— Start of Provided data —
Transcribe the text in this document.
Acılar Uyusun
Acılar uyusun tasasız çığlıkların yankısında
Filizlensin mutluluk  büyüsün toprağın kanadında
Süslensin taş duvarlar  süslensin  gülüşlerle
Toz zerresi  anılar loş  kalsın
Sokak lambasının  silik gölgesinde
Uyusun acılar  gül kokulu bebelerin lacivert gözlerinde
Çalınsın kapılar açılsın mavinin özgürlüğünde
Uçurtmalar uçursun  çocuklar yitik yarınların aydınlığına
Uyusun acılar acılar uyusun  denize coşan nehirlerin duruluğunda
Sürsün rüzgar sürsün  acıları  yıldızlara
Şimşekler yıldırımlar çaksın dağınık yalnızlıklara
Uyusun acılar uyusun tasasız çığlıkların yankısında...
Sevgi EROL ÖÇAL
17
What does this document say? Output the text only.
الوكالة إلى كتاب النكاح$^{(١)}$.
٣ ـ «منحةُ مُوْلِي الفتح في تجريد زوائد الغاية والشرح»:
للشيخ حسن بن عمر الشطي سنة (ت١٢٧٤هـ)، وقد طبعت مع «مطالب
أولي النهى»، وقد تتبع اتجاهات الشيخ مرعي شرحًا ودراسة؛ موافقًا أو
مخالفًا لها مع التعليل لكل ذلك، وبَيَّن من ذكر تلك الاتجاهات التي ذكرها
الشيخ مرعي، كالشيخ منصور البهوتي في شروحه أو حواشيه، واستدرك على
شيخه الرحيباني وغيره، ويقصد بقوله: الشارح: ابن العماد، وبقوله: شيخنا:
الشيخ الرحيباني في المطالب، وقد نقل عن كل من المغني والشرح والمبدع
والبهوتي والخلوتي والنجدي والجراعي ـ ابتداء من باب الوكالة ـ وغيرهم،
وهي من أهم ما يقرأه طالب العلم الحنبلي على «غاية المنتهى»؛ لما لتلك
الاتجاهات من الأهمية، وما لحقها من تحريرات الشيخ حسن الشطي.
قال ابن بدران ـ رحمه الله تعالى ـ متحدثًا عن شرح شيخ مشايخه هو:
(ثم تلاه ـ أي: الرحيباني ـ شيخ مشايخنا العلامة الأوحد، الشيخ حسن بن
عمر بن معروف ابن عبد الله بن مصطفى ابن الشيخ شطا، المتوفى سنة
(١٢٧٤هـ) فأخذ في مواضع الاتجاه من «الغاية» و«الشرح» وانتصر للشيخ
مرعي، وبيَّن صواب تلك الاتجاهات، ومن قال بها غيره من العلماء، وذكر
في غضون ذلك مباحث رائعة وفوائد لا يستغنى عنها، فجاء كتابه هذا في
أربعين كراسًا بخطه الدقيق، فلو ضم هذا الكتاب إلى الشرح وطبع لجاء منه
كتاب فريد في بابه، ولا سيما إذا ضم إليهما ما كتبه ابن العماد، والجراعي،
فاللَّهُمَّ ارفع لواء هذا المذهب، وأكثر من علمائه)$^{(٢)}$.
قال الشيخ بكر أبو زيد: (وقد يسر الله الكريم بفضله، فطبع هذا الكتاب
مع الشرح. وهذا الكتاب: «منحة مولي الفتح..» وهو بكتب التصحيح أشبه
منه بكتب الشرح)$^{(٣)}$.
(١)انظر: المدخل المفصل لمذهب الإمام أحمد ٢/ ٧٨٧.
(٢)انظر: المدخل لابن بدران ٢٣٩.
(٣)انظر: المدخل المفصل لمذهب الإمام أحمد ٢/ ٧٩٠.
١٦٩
— End of Provided data —
Copy and report every line where the word "document" is present.

Transcribe the text in this document.
What does this document say? Output the text only.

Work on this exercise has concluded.